== To be done ==
Each entry below is to be duplicated verbatim.

== Exercise material ==
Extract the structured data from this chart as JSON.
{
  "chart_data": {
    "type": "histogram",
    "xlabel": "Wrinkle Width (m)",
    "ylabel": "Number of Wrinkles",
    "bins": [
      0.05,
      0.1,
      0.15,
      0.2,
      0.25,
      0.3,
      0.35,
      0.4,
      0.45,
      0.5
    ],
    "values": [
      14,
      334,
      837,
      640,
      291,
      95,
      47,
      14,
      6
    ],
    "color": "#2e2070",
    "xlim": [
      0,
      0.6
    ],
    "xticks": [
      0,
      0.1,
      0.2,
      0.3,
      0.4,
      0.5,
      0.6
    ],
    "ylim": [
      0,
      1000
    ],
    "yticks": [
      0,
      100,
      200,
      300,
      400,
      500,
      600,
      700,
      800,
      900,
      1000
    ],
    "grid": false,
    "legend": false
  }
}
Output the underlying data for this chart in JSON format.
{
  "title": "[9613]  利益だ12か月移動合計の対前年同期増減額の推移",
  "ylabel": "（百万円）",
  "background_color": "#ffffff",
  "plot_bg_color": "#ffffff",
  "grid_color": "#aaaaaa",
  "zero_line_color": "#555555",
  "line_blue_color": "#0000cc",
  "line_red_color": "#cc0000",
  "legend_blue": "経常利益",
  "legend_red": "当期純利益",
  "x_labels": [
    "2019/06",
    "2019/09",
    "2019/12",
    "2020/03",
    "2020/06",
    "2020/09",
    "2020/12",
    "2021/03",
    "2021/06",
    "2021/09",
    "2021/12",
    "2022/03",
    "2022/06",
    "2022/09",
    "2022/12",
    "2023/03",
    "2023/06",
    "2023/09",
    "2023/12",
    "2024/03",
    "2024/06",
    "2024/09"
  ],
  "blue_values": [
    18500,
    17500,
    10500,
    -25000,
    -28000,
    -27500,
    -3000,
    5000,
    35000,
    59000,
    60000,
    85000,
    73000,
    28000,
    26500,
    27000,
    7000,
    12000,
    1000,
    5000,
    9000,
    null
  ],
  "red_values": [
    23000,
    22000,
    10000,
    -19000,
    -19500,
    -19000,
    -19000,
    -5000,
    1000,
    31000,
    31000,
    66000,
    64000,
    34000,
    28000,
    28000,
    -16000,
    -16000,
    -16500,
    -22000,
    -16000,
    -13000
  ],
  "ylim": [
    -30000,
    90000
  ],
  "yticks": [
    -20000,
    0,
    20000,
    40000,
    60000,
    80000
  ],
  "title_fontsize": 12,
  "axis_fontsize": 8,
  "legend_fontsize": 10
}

== Answer to this exercise ==
Extract the structured data from this chart as JSON.
{
  "chart_data": {
    "type": "histogram",
    "xlabel": "Wrinkle Width (m)",
    "ylabel": "Number of Wrinkles",
    "bins": [
      0.05,
      0.1,
      0.15,
      0.2,
      0.25,
      0.3,
      0.35,
      0.4,
      0.45,
      0.5
    ],
    "values": [
      14,
      334,
      837,
      640,
      291,
      95,
      47,
      14,
      6
    ],
    "color": "#2e2070",
    "xlim": [
      0,
      0.6
    ],
    "xticks": [
      0,
      0.1,
      0.2,
      0.3,
      0.4,
      0.5,
      0.6
    ],
    "ylim": [
      0,
      1000
    ],
    "yticks": [
      0,
      100,
      200,
      300,
      400,
      500,
      600,
      700,
      800,
      900,
      1000
    ],
    "grid": false,
    "legend": false
  }
}
Output the underlying data for this chart in JSON format.
{
  "title": "[9613]  利益だ12か月移動合計の対前年同期増減額の推移",
  "ylabel": "（百万円）",
  "background_color": "#ffffff",
  "plot_bg_color": "#ffffff",
  "grid_color": "#aaaaaa",
  "zero_line_color": "#555555",
  "line_blue_color": "#0000cc",
  "line_red_color": "#cc0000",
  "legend_blue": "経常利益",
  "legend_red": "当期純利益",
  "x_labels": [
    "2019/06",
    "2019/09",
    "2019/12",
    "2020/03",
    "2020/06",
    "2020/09",
    "2020/12",
    "2021/03",
    "2021/06",
    "2021/09",
    "2021/12",
    "2022/03",
    "2022/06",
    "2022/09",
    "2022/12",
    "2023/03",
    "2023/06",
    "2023/09",
    "2023/12",
    "2024/03",
    "2024/06",
    "2024/09"
  ],
  "blue_values": [
    18500,
    17500,
    10500,
    -25000,
    -28000,
    -27500,
    -3000,
    5000,
    35000,
    59000,
    60000,
    85000,
    73000,
    28000,
    26500,
    27000,
    7000,
    12000,
    1000,
    5000,
    9000,
    null
  ],
  "red_values": [
    23000,
    22000,
    10000,
    -19000,
    -19500,
    -19000,
    -19000,
    -5000,
    1000,
    31000,
    31000,
    66000,
    64000,
    34000,
    28000,
    28000,
    -16000,
    -16000,
    -16500,
    -22000,
    -16000,
    -13000
  ],
  "ylim": [
    -30000,
    90000
  ],
  "yticks": [
    -20000,
    0,
    20000,
    40000,
    60000,
    80000
  ],
  "title_fontsize": 12,
  "axis_fontsize": 8,
  "legend_fontsize": 10
}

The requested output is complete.